GOAL - Only lines with the string "data" matter here; gather them from the material below.

----- EXERCISE MATERIAL -----

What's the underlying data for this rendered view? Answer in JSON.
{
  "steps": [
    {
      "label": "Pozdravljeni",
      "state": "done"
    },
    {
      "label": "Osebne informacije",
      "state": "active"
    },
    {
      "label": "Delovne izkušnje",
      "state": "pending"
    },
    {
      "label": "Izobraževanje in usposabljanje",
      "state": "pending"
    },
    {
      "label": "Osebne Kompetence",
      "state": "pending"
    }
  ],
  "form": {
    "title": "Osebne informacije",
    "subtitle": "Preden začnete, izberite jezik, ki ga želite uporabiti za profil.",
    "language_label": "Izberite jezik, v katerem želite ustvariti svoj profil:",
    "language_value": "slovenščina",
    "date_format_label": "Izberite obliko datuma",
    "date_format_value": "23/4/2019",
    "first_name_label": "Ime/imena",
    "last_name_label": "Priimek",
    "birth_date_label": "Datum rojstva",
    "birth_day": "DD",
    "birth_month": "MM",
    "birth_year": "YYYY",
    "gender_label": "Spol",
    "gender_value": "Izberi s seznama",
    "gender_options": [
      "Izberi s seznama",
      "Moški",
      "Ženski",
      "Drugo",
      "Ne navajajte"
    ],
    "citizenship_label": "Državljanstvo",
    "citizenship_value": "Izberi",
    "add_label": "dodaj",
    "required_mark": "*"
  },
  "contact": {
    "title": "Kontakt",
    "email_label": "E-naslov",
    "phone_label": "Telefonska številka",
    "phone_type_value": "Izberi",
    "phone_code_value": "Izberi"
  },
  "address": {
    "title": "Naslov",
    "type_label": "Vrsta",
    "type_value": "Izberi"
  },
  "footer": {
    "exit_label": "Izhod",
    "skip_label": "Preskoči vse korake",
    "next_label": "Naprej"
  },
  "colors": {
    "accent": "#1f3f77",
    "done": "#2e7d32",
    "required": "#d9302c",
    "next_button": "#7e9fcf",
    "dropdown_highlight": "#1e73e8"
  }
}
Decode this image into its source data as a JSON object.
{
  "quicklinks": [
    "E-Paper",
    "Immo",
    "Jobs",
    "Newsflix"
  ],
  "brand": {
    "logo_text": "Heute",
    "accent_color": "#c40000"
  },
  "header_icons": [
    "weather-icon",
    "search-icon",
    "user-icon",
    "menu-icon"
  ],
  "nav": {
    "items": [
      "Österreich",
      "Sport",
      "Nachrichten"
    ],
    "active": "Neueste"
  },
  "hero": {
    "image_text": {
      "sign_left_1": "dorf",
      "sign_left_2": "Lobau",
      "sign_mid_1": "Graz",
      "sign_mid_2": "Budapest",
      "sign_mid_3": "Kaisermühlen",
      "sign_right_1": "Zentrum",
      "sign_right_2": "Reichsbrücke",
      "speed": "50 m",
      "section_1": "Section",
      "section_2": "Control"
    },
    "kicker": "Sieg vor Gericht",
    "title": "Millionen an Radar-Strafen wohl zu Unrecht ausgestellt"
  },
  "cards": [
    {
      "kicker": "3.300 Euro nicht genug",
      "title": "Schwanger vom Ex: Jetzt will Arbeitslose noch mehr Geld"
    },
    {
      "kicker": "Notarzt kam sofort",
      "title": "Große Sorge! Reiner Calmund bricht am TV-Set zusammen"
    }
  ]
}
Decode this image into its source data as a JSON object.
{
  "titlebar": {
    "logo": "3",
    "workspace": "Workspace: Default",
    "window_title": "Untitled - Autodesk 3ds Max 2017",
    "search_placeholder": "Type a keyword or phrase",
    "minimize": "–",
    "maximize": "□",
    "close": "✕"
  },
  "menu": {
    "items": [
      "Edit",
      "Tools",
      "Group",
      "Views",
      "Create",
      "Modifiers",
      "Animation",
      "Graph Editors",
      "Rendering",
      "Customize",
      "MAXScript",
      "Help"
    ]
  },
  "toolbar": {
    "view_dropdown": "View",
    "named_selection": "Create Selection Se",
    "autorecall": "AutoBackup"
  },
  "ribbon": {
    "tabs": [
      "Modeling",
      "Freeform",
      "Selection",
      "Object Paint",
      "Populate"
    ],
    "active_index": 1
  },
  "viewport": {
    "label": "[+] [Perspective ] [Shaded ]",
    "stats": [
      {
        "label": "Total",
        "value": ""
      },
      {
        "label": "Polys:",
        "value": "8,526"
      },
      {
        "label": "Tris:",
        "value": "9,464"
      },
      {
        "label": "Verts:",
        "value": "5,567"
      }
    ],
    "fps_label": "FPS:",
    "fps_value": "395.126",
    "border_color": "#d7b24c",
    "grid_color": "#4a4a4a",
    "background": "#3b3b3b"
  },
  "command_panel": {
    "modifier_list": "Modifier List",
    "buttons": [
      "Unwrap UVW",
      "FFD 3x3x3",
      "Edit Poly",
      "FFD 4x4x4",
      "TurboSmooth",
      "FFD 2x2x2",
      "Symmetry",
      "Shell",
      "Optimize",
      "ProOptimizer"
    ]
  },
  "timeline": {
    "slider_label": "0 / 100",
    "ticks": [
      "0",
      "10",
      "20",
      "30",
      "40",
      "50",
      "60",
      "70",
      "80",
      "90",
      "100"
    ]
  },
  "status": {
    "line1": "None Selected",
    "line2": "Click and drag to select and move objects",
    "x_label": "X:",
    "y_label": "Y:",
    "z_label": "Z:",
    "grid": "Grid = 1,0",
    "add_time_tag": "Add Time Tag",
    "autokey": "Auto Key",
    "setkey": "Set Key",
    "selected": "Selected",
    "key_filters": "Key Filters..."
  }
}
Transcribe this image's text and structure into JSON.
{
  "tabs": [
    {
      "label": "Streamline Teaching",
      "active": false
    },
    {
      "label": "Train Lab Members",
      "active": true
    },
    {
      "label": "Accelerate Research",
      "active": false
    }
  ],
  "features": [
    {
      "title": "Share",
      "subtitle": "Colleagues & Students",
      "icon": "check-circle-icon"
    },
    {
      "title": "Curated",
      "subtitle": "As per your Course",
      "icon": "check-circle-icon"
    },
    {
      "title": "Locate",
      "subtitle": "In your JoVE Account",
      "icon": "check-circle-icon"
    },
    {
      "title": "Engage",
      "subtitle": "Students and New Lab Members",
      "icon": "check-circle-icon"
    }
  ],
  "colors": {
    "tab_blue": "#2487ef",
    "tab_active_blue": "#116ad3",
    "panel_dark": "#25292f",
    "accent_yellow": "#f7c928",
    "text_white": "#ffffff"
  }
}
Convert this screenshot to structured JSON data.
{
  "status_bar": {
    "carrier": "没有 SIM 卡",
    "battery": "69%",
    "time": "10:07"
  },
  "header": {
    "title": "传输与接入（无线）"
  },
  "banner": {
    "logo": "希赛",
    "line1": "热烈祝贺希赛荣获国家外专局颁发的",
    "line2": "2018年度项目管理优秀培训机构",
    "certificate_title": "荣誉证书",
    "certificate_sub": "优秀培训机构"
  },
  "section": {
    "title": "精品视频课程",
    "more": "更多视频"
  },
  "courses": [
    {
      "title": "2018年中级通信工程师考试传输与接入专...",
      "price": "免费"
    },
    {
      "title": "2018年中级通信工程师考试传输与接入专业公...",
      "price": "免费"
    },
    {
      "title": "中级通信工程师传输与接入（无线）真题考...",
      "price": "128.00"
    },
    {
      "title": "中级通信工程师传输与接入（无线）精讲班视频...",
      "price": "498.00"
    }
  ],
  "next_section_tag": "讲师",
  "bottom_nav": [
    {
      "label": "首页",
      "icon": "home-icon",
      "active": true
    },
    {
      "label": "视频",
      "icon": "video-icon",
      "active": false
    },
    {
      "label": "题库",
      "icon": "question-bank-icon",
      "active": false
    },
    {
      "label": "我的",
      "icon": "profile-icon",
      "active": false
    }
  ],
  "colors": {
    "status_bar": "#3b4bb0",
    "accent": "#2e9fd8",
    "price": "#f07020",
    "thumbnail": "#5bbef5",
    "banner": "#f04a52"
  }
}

-----

RESULT -
What's the underlying data for this rendered view? Answer in JSON.
Decode this image into its source data as a JSON object.
Decode this image into its source data as a JSON object.
Convert this screenshot to structured JSON data.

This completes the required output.